* PROBLEM TO SOLVE
Skip every picture and transcribe the remaining material exactly.

* INPUT ROWS
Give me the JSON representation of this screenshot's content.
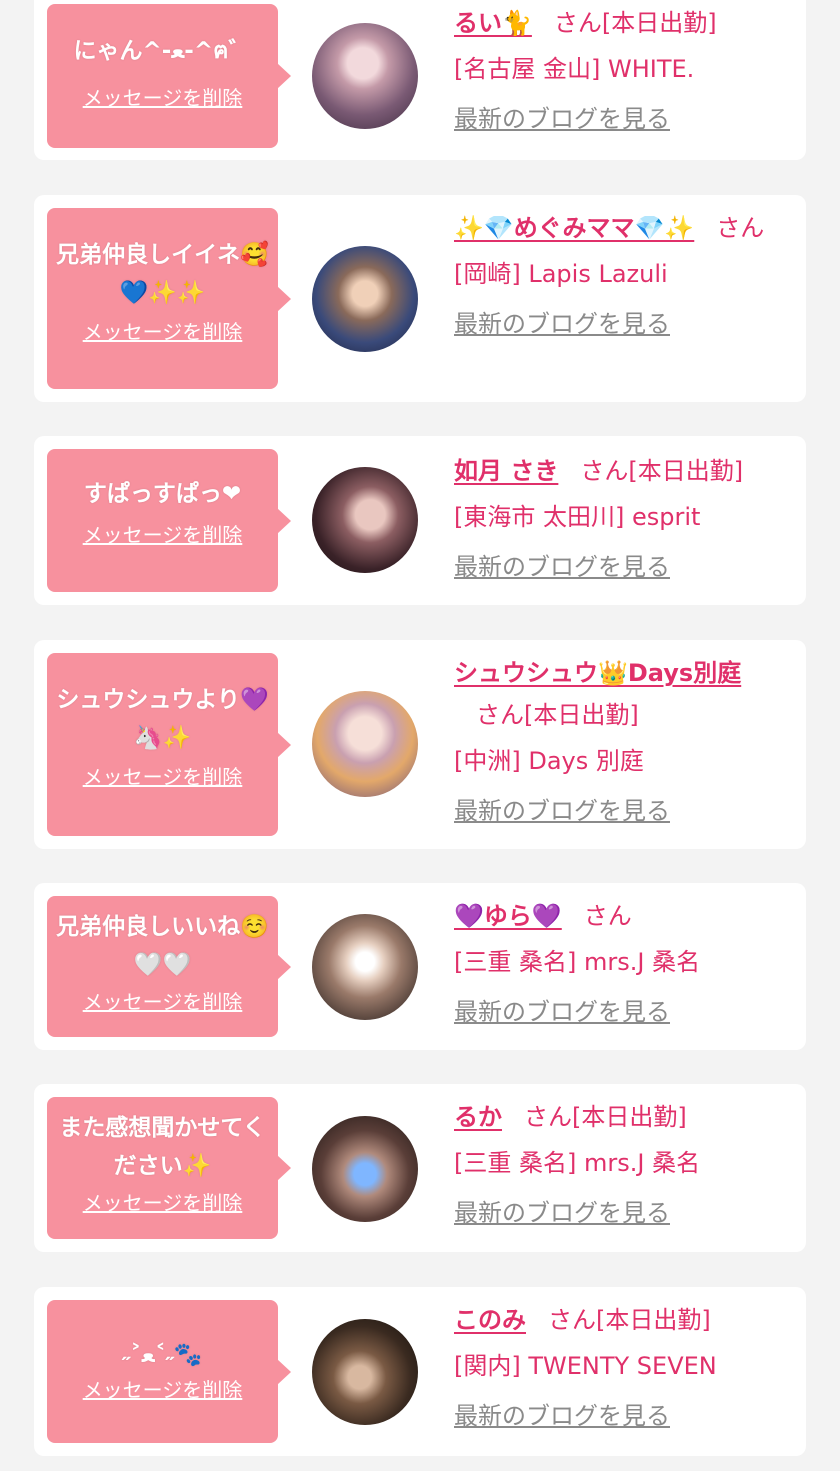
{
  "entries": [
    {
      "message": "にゃん^-ﻌ-^ฅ゛",
      "delete_label": "メッセージを削除",
      "name": "るい🐈",
      "honorific": "さん",
      "status": "[本日出勤]",
      "shop": "[名古屋 金山] WHITE.",
      "blog_link": "最新のブログを見る"
    },
    {
      "message": "兄弟仲良しイイネ🥰💙✨✨",
      "delete_label": "メッセージを削除",
      "name": "✨💎めぐみママ💎✨",
      "honorific": "さん",
      "status": "",
      "shop": "[岡崎] Lapis Lazuli",
      "blog_link": "最新のブログを見る"
    },
    {
      "message": "すぱっすぱっ❤",
      "delete_label": "メッセージを削除",
      "name": "如月 さき",
      "honorific": "さん",
      "status": "[本日出勤]",
      "shop": "[東海市 太田川] esprit",
      "blog_link": "最新のブログを見る"
    },
    {
      "message": "シュウシュウより💜🦄✨",
      "delete_label": "メッセージを削除",
      "name": "シュウシュウ👑Days別庭",
      "honorific": "さん",
      "status": "[本日出勤]",
      "shop": "[中洲] Days 別庭",
      "blog_link": "最新のブログを見る"
    },
    {
      "message": "兄弟仲良しいいね☺️🤍🤍",
      "delete_label": "メッセージを削除",
      "name": "💜ゆら💜",
      "honorific": "さん",
      "status": "",
      "shop": "[三重 桑名] mrs.J 桑名",
      "blog_link": "最新のブログを見る"
    },
    {
      "message": "また感想聞かせてください✨",
      "delete_label": "メッセージを削除",
      "name": "るか",
      "honorific": "さん",
      "status": "[本日出勤]",
      "shop": "[三重 桑名] mrs.J 桑名",
      "blog_link": "最新のブログを見る"
    },
    {
      "message": "˶˃ﻌ˂˶🐾",
      "delete_label": "メッセージを削除",
      "name": "このみ",
      "honorific": "さん",
      "status": "[本日出勤]",
      "shop": "[関内] TWENTY SEVEN",
      "blog_link": "最新のブログを見る"
    }
  ],
  "colors": {
    "accent": "#e0306a",
    "bubble": "#f7919e",
    "background": "#f3f3f3",
    "link_gray": "#8a8a8a"
  }
}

* RESPONSE BELOW
Give me the JSON representation of this screenshot's content.
{
  "entries": [
    {
      "message": "にゃん^-ﻌ-^ฅ゛",
      "delete_label": "メッセージを削除",
      "name": "るい🐈",
      "honorific": "さん",
      "status": "[本日出勤]",
      "shop": "[名古屋 金山] WHITE.",
      "blog_link": "最新のブログを見る"
    },
    {
      "message": "兄弟仲良しイイネ🥰💙✨✨",
      "delete_label": "メッセージを削除",
      "name": "✨💎めぐみママ💎✨",
      "honorific": "さん",
      "status": "",
      "shop": "[岡崎] Lapis Lazuli",
      "blog_link": "最新のブログを見る"
    },
    {
      "message": "すぱっすぱっ❤",
      "delete_label": "メッセージを削除",
      "name": "如月 さき",
      "honorific": "さん",
      "status": "[本日出勤]",
      "shop": "[東海市 太田川] esprit",
      "blog_link": "最新のブログを見る"
    },
    {
      "message": "シュウシュウより💜🦄✨",
      "delete_label": "メッセージを削除",
      "name": "シュウシュウ👑Days別庭",
      "honorific": "さん",
      "status": "[本日出勤]",
      "shop": "[中洲] Days 別庭",
      "blog_link": "最新のブログを見る"
    },
    {
      "message": "兄弟仲良しいいね☺️🤍🤍",
      "delete_label": "メッセージを削除",
      "name": "💜ゆら💜",
      "honorific": "さん",
      "status": "",
      "shop": "[三重 桑名] mrs.J 桑名",
      "blog_link": "最新のブログを見る"
    },
    {
      "message": "また感想聞かせてください✨",
      "delete_label": "メッセージを削除",
      "name": "るか",
      "honorific": "さん",
      "status": "[本日出勤]",
      "shop": "[三重 桑名] mrs.J 桑名",
      "blog_link": "最新のブログを見る"
    },
    {
      "message": "˶˃ﻌ˂˶🐾",
      "delete_label": "メッセージを削除",
      "name": "このみ",
      "honorific": "さん",
      "status": "[本日出勤]",
      "shop": "[関内] TWENTY SEVEN",
      "blog_link": "最新のブログを見る"
    }
  ],
  "colors": {
    "accent": "#e0306a",
    "bubble": "#f7919e",
    "background": "#f3f3f3",
    "link_gray": "#8a8a8a"
  }
}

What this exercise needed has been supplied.